* Problem to work on *
Copy the records below word for word, line by line, and leave out the pictures.

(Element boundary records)
■ ■ ■ ■ ■ ■ ■

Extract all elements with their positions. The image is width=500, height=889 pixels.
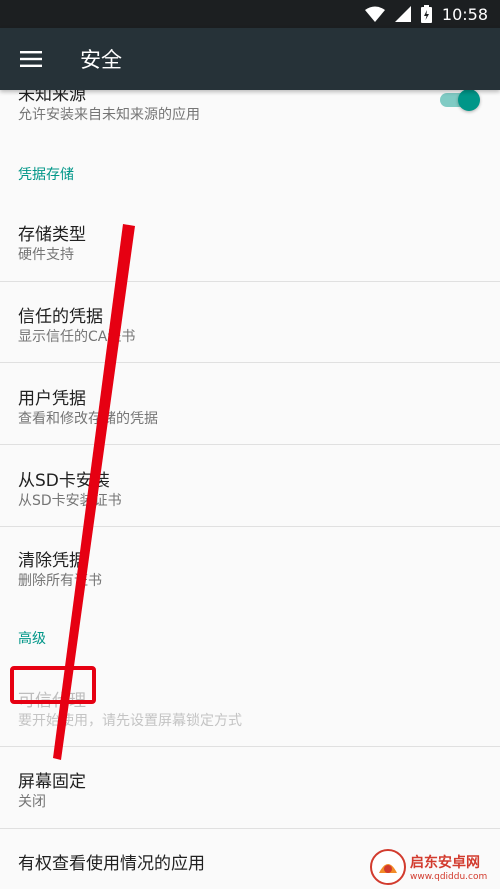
settings-list[interactable]: 未知来源 允许安装来自未知来源的应用 凭据存储 存储类型 硬件支持 信任的凭据 …	[0, 90, 500, 889]
install-from-sd-summary: 从SD卡安装证书	[18, 493, 122, 509]
install-from-sd-item[interactable]: 从SD卡安装 从SD卡安装证书	[0, 445, 500, 526]
menu-button[interactable]	[0, 28, 62, 90]
watermark: 启东安卓网 www.qdiddu.com	[370, 848, 498, 886]
clear-credentials-summary: 删除所有证书	[18, 573, 102, 589]
user-credentials-title: 用户凭据	[18, 389, 86, 409]
watermark-logo-icon	[370, 849, 406, 885]
user-credentials-summary: 查看和修改存储的凭据	[18, 411, 158, 427]
usage-access-title: 有权查看使用情况的应用	[18, 854, 205, 874]
watermark-name: 启东安卓网	[410, 855, 480, 871]
status-time: 10:58	[441, 4, 488, 24]
app-bar: 安全	[0, 28, 500, 90]
wifi-icon	[364, 6, 385, 22]
screen-pinning-item[interactable]: 屏幕固定 关闭	[0, 747, 500, 828]
clear-credentials-item[interactable]: 清除凭据 删除所有证书	[0, 527, 500, 608]
signal-icon	[394, 6, 411, 22]
unknown-sources-summary: 允许安装来自未知来源的应用	[18, 107, 200, 123]
page-title: 安全	[80, 48, 122, 72]
switch-thumb	[458, 90, 480, 111]
trusted-credentials-item[interactable]: 信任的凭据 显示信任的CA证书	[0, 282, 500, 363]
storage-type-item[interactable]: 存储类型 硬件支持	[0, 198, 500, 280]
clear-credentials-title: 清除凭据	[18, 551, 86, 571]
screen-pinning-title: 屏幕固定	[18, 772, 86, 792]
unknown-sources-title: 未知来源	[18, 90, 86, 105]
credential-storage-header: 凭据存储	[18, 167, 74, 183]
annotation-highlight-box	[10, 666, 96, 704]
trust-agents-summary: 要开始使用，请先设置屏幕锁定方式	[18, 713, 242, 729]
user-credentials-item[interactable]: 用户凭据 查看和修改存储的凭据	[0, 363, 500, 444]
unknown-sources-switch[interactable]	[440, 90, 480, 111]
trusted-credentials-summary: 显示信任的CA证书	[18, 329, 136, 345]
status-bar: 10:58	[0, 0, 500, 28]
hamburger-menu-icon	[20, 51, 42, 67]
watermark-text: 启东安卓网 www.qdiddu.com	[410, 852, 487, 882]
watermark-url: www.qdiddu.com	[410, 872, 488, 882]
storage-type-summary: 硬件支持	[18, 247, 74, 263]
storage-type-title: 存储类型	[18, 225, 86, 245]
unknown-sources-item[interactable]: 未知来源 允许安装来自未知来源的应用	[0, 90, 500, 130]
screen-pinning-summary: 关闭	[18, 794, 46, 810]
advanced-header: 高级	[18, 631, 46, 647]
install-from-sd-title: 从SD卡安装	[18, 471, 110, 491]
trusted-credentials-title: 信任的凭据	[18, 307, 103, 327]
battery-charging-icon	[420, 5, 432, 23]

■ ■ ■ ■ ■ ■ ■

* Final answer *
Extract all elements with their positions. The image is width=500, height=889 pixels.
settings-list[interactable]: 未知来源 允许安装来自未知来源的应用 凭据存储 存储类型 硬件支持 信任的凭据 …	[0, 90, 500, 889]
install-from-sd-summary: 从SD卡安装证书	[18, 493, 122, 509]
install-from-sd-item[interactable]: 从SD卡安装 从SD卡安装证书	[0, 445, 500, 526]
menu-button[interactable]	[0, 28, 62, 90]
watermark: 启东安卓网 www.qdiddu.com	[370, 848, 498, 886]
clear-credentials-summary: 删除所有证书	[18, 573, 102, 589]
user-credentials-title: 用户凭据	[18, 389, 86, 409]
watermark-logo-icon	[370, 849, 406, 885]
user-credentials-summary: 查看和修改存储的凭据	[18, 411, 158, 427]
usage-access-title: 有权查看使用情况的应用	[18, 854, 205, 874]
watermark-name: 启东安卓网	[410, 855, 480, 871]
status-time: 10:58	[441, 4, 488, 24]
app-bar: 安全	[0, 28, 500, 90]
wifi-icon	[364, 6, 385, 22]
screen-pinning-item[interactable]: 屏幕固定 关闭	[0, 747, 500, 828]
clear-credentials-item[interactable]: 清除凭据 删除所有证书	[0, 527, 500, 608]
signal-icon	[394, 6, 411, 22]
unknown-sources-summary: 允许安装来自未知来源的应用	[18, 107, 200, 123]
page-title: 安全	[80, 48, 122, 72]
switch-thumb	[458, 90, 480, 111]
trusted-credentials-item[interactable]: 信任的凭据 显示信任的CA证书	[0, 282, 500, 363]
storage-type-item[interactable]: 存储类型 硬件支持	[0, 198, 500, 280]
clear-credentials-title: 清除凭据	[18, 551, 86, 571]
screen-pinning-title: 屏幕固定	[18, 772, 86, 792]
unknown-sources-title: 未知来源	[18, 90, 86, 105]
credential-storage-header: 凭据存储	[18, 167, 74, 183]
annotation-highlight-box	[10, 666, 96, 704]
trust-agents-summary: 要开始使用，请先设置屏幕锁定方式	[18, 713, 242, 729]
user-credentials-item[interactable]: 用户凭据 查看和修改存储的凭据	[0, 363, 500, 444]
unknown-sources-switch[interactable]	[440, 90, 480, 111]
trusted-credentials-summary: 显示信任的CA证书	[18, 329, 136, 345]
status-bar: 10:58	[0, 0, 500, 28]
hamburger-menu-icon	[20, 51, 42, 67]
watermark-text: 启东安卓网 www.qdiddu.com	[410, 852, 487, 882]
watermark-url: www.qdiddu.com	[410, 872, 488, 882]
storage-type-summary: 硬件支持	[18, 247, 74, 263]
storage-type-title: 存储类型	[18, 225, 86, 245]
unknown-sources-item[interactable]: 未知来源 允许安装来自未知来源的应用	[0, 90, 500, 130]
screen-pinning-summary: 关闭	[18, 794, 46, 810]
advanced-header: 高级	[18, 631, 46, 647]
install-from-sd-title: 从SD卡安装	[18, 471, 110, 491]
trusted-credentials-title: 信任的凭据	[18, 307, 103, 327]
battery-charging-icon	[420, 5, 432, 23]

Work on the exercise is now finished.